● **EXERCISE BRIEF**
With the pictures left out, return exactly the lines from the one containing "Give me the" through the end of the listing below.
* START INPUT MATERIAL *
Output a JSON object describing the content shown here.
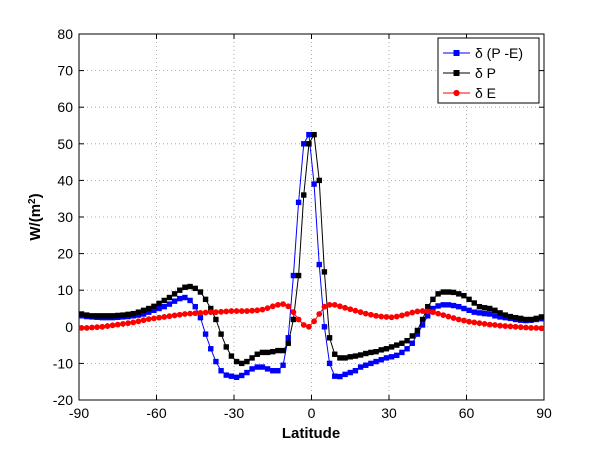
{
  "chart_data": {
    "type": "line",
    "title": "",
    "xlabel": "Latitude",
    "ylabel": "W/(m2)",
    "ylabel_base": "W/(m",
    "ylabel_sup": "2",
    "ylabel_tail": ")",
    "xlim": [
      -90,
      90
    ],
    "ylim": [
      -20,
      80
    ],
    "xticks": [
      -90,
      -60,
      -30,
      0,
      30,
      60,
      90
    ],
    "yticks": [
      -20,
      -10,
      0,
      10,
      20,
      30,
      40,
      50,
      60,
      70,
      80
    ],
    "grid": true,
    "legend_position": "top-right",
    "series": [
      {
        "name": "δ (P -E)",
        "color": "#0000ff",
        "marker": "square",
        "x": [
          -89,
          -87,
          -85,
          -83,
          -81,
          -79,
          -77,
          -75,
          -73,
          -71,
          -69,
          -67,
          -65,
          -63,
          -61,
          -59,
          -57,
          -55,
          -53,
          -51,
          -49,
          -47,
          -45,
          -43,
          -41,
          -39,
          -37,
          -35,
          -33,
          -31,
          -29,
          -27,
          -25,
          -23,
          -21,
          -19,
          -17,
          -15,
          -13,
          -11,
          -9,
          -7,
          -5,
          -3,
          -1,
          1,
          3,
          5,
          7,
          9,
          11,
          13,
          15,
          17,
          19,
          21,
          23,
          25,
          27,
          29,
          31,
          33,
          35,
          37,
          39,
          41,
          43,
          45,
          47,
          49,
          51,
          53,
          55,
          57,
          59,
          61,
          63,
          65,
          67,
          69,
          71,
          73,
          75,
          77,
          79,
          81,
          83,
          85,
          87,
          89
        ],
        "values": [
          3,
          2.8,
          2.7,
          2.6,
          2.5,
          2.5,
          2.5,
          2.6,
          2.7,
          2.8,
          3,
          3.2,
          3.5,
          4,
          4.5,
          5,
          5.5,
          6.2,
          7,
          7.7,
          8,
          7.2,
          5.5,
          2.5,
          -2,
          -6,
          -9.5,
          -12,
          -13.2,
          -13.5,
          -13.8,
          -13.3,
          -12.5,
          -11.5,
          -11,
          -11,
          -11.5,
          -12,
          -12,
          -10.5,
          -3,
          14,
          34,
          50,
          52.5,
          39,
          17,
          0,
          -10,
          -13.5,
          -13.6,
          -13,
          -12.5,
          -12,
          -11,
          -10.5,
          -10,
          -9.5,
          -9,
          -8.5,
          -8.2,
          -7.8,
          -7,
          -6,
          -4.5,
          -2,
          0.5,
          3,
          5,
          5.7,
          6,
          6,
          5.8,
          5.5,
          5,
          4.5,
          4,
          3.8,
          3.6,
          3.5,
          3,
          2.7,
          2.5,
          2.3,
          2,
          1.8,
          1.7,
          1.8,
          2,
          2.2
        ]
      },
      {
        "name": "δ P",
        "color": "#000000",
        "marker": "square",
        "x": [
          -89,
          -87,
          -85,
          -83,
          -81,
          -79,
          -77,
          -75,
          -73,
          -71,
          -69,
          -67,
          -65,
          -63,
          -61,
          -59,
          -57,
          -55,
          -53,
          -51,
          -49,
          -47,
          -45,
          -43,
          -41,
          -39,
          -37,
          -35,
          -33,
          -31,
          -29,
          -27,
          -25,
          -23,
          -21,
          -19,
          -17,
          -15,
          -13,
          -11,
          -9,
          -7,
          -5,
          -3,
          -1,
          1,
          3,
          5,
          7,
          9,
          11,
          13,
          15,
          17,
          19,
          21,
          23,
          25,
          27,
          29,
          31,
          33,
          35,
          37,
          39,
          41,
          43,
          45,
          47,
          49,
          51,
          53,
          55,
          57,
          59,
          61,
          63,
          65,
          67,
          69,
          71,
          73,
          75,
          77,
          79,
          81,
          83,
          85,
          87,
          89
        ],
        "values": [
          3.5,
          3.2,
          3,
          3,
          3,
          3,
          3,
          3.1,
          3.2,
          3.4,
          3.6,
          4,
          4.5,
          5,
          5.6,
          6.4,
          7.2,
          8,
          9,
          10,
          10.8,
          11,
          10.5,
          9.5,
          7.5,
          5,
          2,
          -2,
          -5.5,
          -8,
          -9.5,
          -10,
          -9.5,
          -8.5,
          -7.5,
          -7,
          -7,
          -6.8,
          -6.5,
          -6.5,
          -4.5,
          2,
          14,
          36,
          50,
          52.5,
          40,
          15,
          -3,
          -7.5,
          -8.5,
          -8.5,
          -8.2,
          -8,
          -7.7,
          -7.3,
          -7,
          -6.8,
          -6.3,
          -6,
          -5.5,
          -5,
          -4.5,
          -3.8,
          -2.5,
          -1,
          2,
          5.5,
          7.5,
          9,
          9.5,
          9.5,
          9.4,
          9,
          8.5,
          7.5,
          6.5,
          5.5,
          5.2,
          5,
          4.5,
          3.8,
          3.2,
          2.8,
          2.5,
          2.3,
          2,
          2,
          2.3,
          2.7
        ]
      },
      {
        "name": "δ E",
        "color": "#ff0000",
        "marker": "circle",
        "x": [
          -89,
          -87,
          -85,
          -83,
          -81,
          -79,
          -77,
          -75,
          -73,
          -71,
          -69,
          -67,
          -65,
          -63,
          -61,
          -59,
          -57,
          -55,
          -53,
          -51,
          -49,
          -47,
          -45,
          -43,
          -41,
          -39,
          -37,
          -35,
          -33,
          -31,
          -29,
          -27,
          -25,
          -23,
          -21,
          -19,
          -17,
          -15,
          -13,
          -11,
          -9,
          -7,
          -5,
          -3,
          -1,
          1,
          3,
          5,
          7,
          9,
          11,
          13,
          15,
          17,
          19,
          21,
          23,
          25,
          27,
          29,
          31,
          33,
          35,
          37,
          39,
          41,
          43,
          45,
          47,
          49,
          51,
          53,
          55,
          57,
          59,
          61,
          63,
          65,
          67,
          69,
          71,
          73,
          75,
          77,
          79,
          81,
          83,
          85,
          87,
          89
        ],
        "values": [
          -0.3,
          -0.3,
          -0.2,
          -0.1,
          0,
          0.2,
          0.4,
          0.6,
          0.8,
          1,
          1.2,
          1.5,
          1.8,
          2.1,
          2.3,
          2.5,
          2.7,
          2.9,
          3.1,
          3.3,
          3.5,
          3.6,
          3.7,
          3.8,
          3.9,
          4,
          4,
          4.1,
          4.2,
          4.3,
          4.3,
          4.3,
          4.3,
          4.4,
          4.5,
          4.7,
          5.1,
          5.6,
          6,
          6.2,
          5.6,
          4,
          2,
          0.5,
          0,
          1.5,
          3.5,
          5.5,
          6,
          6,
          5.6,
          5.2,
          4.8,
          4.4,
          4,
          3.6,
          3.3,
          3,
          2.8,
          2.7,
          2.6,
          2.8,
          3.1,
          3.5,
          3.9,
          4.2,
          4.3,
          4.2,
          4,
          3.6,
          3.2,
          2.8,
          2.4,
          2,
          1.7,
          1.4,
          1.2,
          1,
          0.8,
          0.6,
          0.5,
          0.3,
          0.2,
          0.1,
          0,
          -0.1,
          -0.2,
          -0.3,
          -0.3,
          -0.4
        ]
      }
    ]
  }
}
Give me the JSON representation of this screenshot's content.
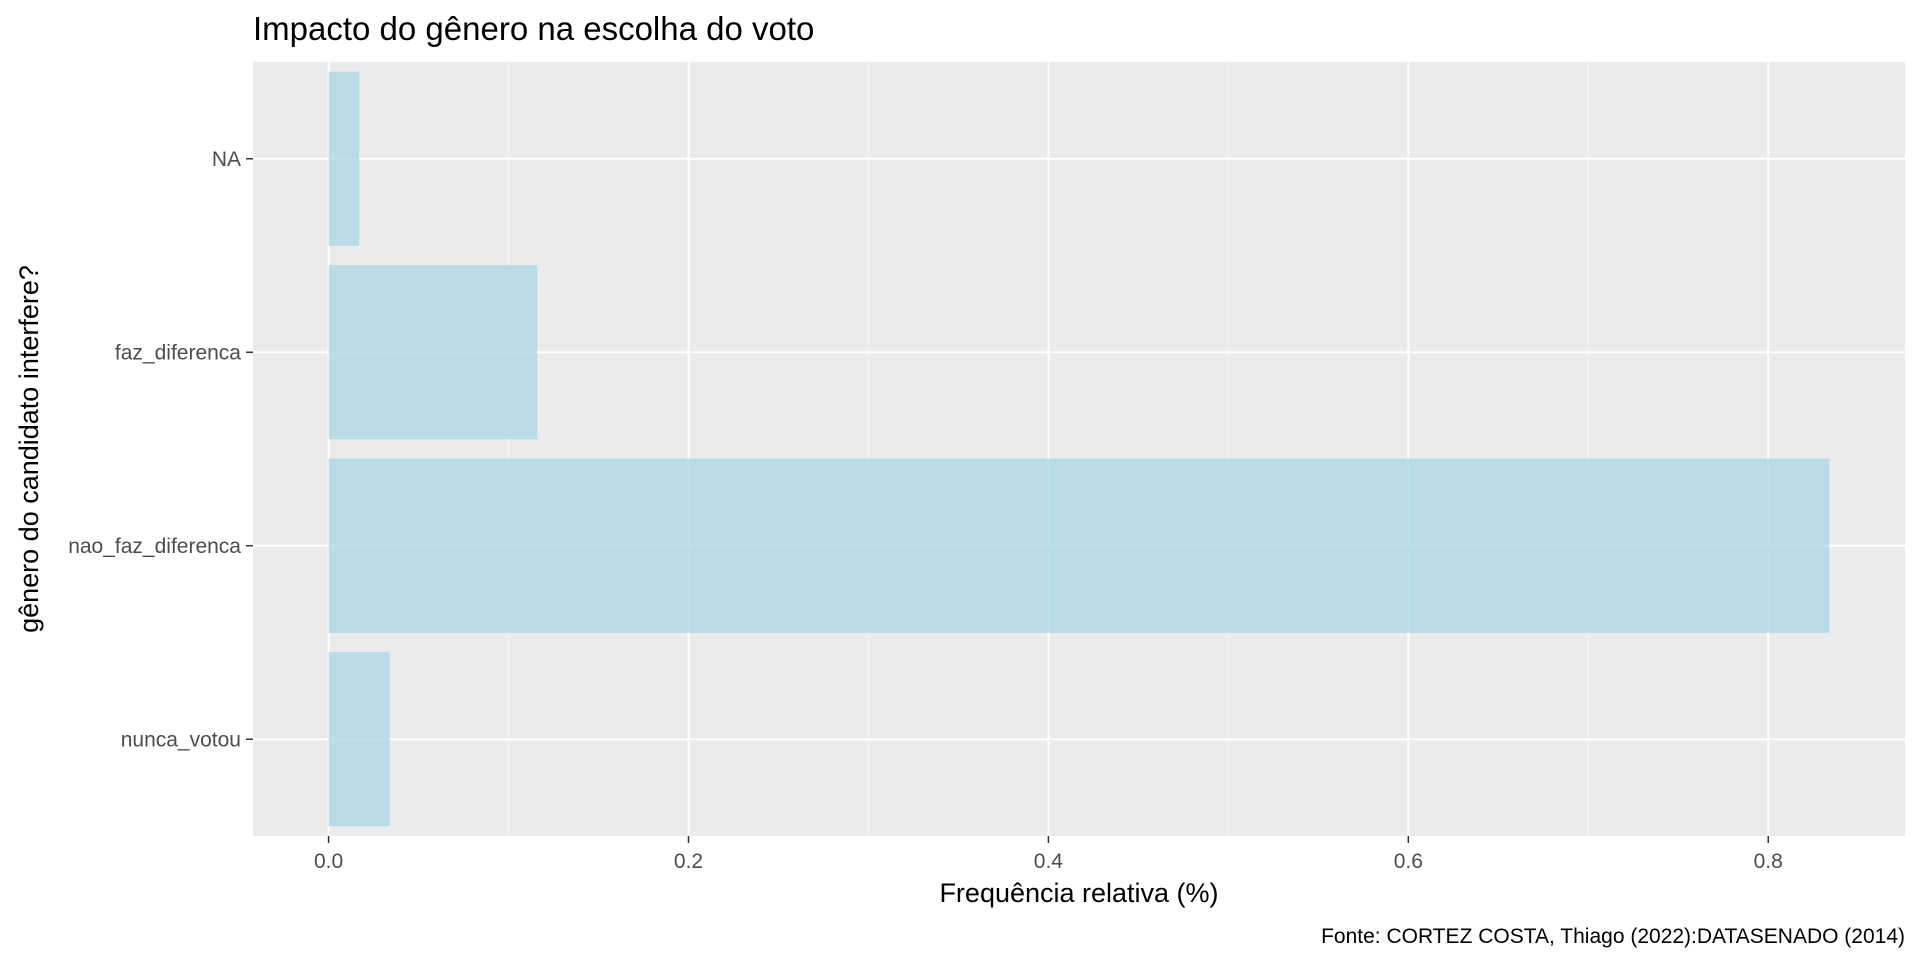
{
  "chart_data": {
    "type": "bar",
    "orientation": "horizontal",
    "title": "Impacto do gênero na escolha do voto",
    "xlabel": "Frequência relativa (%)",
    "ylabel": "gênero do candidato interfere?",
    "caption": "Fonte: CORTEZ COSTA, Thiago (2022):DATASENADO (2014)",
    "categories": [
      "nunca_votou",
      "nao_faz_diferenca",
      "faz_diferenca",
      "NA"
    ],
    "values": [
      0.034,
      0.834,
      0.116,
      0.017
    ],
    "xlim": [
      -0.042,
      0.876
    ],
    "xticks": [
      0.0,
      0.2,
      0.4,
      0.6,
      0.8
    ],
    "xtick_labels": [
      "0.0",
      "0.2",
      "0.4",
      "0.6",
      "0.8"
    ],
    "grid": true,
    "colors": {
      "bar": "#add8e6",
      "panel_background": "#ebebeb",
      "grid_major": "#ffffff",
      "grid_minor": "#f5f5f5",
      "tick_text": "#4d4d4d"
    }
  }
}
* END INPUT MATERIAL *
● **ANSWER TO THIS TASK**
Give me the JSON representation of this screenshot's content.
{
  "chart_data": {
    "type": "bar",
    "orientation": "horizontal",
    "title": "Impacto do gênero na escolha do voto",
    "xlabel": "Frequência relativa (%)",
    "ylabel": "gênero do candidato interfere?",
    "caption": "Fonte: CORTEZ COSTA, Thiago (2022):DATASENADO (2014)",
    "categories": [
      "nunca_votou",
      "nao_faz_diferenca",
      "faz_diferenca",
      "NA"
    ],
    "values": [
      0.034,
      0.834,
      0.116,
      0.017
    ],
    "xlim": [
      -0.042,
      0.876
    ],
    "xticks": [
      0.0,
      0.2,
      0.4,
      0.6,
      0.8
    ],
    "xtick_labels": [
      "0.0",
      "0.2",
      "0.4",
      "0.6",
      "0.8"
    ],
    "grid": true,
    "colors": {
      "bar": "#add8e6",
      "panel_background": "#ebebeb",
      "grid_major": "#ffffff",
      "grid_minor": "#f5f5f5",
      "tick_text": "#4d4d4d"
    }
  }
}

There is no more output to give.